··· Data provided ···
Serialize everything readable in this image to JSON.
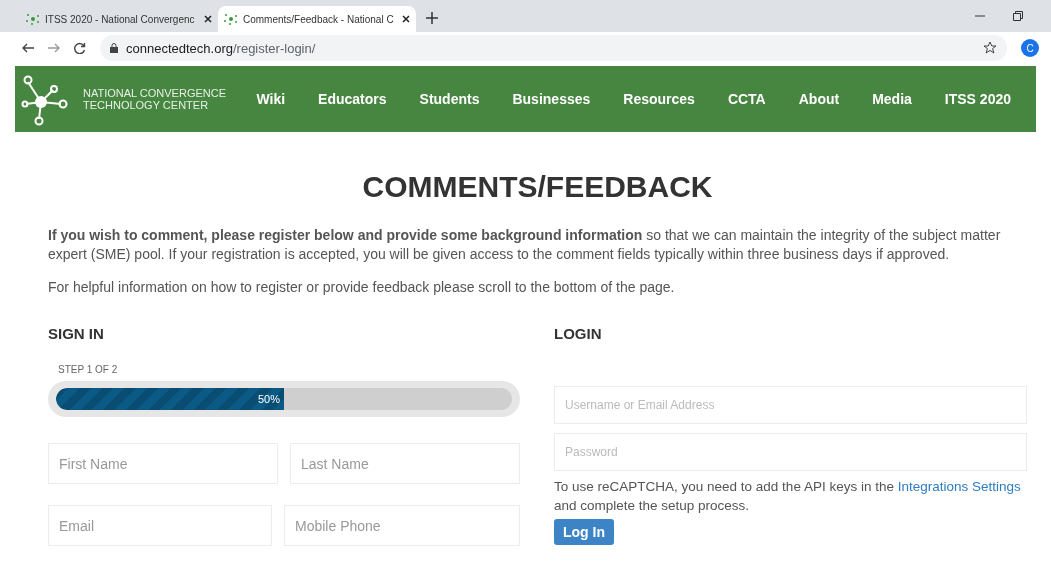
{
  "browser": {
    "tabs": [
      {
        "title": "ITSS 2020 - National Convergenc",
        "selected": false
      },
      {
        "title": "Comments/Feedback - National C",
        "selected": true
      }
    ],
    "url": {
      "host": "connectedtech.org",
      "path": "/register-login/"
    },
    "profile": "C"
  },
  "nav": {
    "brand": [
      "NATIONAL CONVERGENCE",
      "TECHNOLOGY CENTER"
    ],
    "items": [
      "Wiki",
      "Educators",
      "Students",
      "Businesses",
      "Resources",
      "CCTA",
      "About",
      "Media",
      "ITSS 2020"
    ]
  },
  "page": {
    "title": "COMMENTS/FEEDBACK",
    "intro": "**If you wish to comment, please register below and provide some background information** so that we can maintain the integrity of the subject matter expert (SME) pool. If your registration is accepted, you will be given access to the comment fields typically within three business days if approved.",
    "help": "For helpful information on how to register or provide feedback please scroll to the bottom of the page."
  },
  "signin": {
    "heading": "SIGN IN",
    "step": "STEP 1 OF 2",
    "progress": {
      "level": 0.5,
      "label": "50%"
    },
    "fields": [
      {
        "placeholder": "First Name"
      },
      {
        "placeholder": "Last Name"
      },
      {
        "placeholder": "Email"
      },
      {
        "placeholder": "Mobile Phone"
      }
    ]
  },
  "login": {
    "heading": "LOGIN",
    "fields": [
      {
        "placeholder": "Username or Email Address"
      },
      {
        "placeholder": "Password"
      }
    ],
    "recaptcha": {
      "before": "To use reCAPTCHA, you need to add the API keys in the",
      "link": "Integrations Settings",
      "after": "and complete the setup process."
    },
    "button": "Log In"
  }
}
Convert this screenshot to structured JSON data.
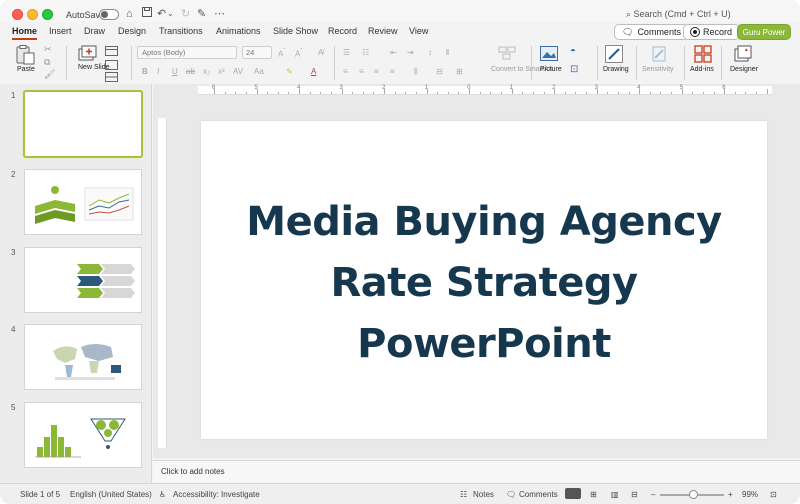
{
  "titlebar": {
    "autosave_label": "AutoSave",
    "search_placeholder": "Search (Cmd + Ctrl + U)"
  },
  "tabs": [
    {
      "label": "Home",
      "active": true
    },
    {
      "label": "Insert"
    },
    {
      "label": "Draw"
    },
    {
      "label": "Design"
    },
    {
      "label": "Transitions"
    },
    {
      "label": "Animations"
    },
    {
      "label": "Slide Show"
    },
    {
      "label": "Record"
    },
    {
      "label": "Review"
    },
    {
      "label": "View"
    }
  ],
  "top_buttons": {
    "comments": "Comments",
    "record": "Record",
    "guru": "Guru Power"
  },
  "ribbon": {
    "paste": "Paste",
    "new_slide": "New Slide",
    "font_name": "Aptos (Body)",
    "font_size": "24",
    "convert_smartart": "Convert to SmartArt",
    "picture": "Picture",
    "drawing": "Drawing",
    "sensitivity": "Sensitivity",
    "addins": "Add-ins",
    "designer": "Designer"
  },
  "ruler_numbers": [
    "6",
    "5",
    "4",
    "3",
    "2",
    "1",
    "0",
    "1",
    "2",
    "3",
    "4",
    "5",
    "6"
  ],
  "slides": [
    {
      "number": "1",
      "selected": true
    },
    {
      "number": "2"
    },
    {
      "number": "3"
    },
    {
      "number": "4"
    },
    {
      "number": "5"
    }
  ],
  "slide": {
    "title_lines": [
      "Media Buying Agency",
      "Rate Strategy",
      "PowerPoint"
    ]
  },
  "notes": {
    "placeholder": "Click to add notes"
  },
  "status": {
    "slide_counter": "Slide 1 of 5",
    "language": "English (United States)",
    "accessibility": "Accessibility: Investigate",
    "notes": "Notes",
    "comments": "Comments",
    "zoom": "99%"
  },
  "colors": {
    "accent_tab": "#c43e1c",
    "guru_button": "#8bb837",
    "title_text": "#16384f",
    "thumb_selected": "#a9bf3f"
  }
}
···
**What you should do**. Restate the whole of the material word for word without the pictures.

**Worked solution**.
Serialize everything readable in this image to JSON.
{
  "browser": {
    "tabs": [
      {
        "title": "ITSS 2020 - National Convergenc",
        "selected": false
      },
      {
        "title": "Comments/Feedback - National C",
        "selected": true
      }
    ],
    "url": {
      "host": "connectedtech.org",
      "path": "/register-login/"
    },
    "profile": "C"
  },
  "nav": {
    "brand": [
      "NATIONAL CONVERGENCE",
      "TECHNOLOGY CENTER"
    ],
    "items": [
      "Wiki",
      "Educators",
      "Students",
      "Businesses",
      "Resources",
      "CCTA",
      "About",
      "Media",
      "ITSS 2020"
    ]
  },
  "page": {
    "title": "COMMENTS/FEEDBACK",
    "intro": "**If you wish to comment, please register below and provide some background information** so that we can maintain the integrity of the subject matter expert (SME) pool. If your registration is accepted, you will be given access to the comment fields typically within three business days if approved.",
    "help": "For helpful information on how to register or provide feedback please scroll to the bottom of the page."
  },
  "signin": {
    "heading": "SIGN IN",
    "step": "STEP 1 OF 2",
    "progress": {
      "level": 0.5,
      "label": "50%"
    },
    "fields": [
      {
        "placeholder": "First Name"
      },
      {
        "placeholder": "Last Name"
      },
      {
        "placeholder": "Email"
      },
      {
        "placeholder": "Mobile Phone"
      }
    ]
  },
  "login": {
    "heading": "LOGIN",
    "fields": [
      {
        "placeholder": "Username or Email Address"
      },
      {
        "placeholder": "Password"
      }
    ],
    "recaptcha": {
      "before": "To use reCAPTCHA, you need to add the API keys in the",
      "link": "Integrations Settings",
      "after": "and complete the setup process."
    },
    "button": "Log In"
  }
}
Convert this screenshot to structured JSON data.
{
  "titlebar": {
    "autosave_label": "AutoSave",
    "search_placeholder": "Search (Cmd + Ctrl + U)"
  },
  "tabs": [
    {
      "label": "Home",
      "active": true
    },
    {
      "label": "Insert"
    },
    {
      "label": "Draw"
    },
    {
      "label": "Design"
    },
    {
      "label": "Transitions"
    },
    {
      "label": "Animations"
    },
    {
      "label": "Slide Show"
    },
    {
      "label": "Record"
    },
    {
      "label": "Review"
    },
    {
      "label": "View"
    }
  ],
  "top_buttons": {
    "comments": "Comments",
    "record": "Record",
    "guru": "Guru Power"
  },
  "ribbon": {
    "paste": "Paste",
    "new_slide": "New Slide",
    "font_name": "Aptos (Body)",
    "font_size": "24",
    "convert_smartart": "Convert to SmartArt",
    "picture": "Picture",
    "drawing": "Drawing",
    "sensitivity": "Sensitivity",
    "addins": "Add-ins",
    "designer": "Designer"
  },
  "ruler_numbers": [
    "6",
    "5",
    "4",
    "3",
    "2",
    "1",
    "0",
    "1",
    "2",
    "3",
    "4",
    "5",
    "6"
  ],
  "slides": [
    {
      "number": "1",
      "selected": true
    },
    {
      "number": "2"
    },
    {
      "number": "3"
    },
    {
      "number": "4"
    },
    {
      "number": "5"
    }
  ],
  "slide": {
    "title_lines": [
      "Media Buying Agency",
      "Rate Strategy",
      "PowerPoint"
    ]
  },
  "notes": {
    "placeholder": "Click to add notes"
  },
  "status": {
    "slide_counter": "Slide 1 of 5",
    "language": "English (United States)",
    "accessibility": "Accessibility: Investigate",
    "notes": "Notes",
    "comments": "Comments",
    "zoom": "99%"
  },
  "colors": {
    "accent_tab": "#c43e1c",
    "guru_button": "#8bb837",
    "title_text": "#16384f",
    "thumb_selected": "#a9bf3f"
  }
}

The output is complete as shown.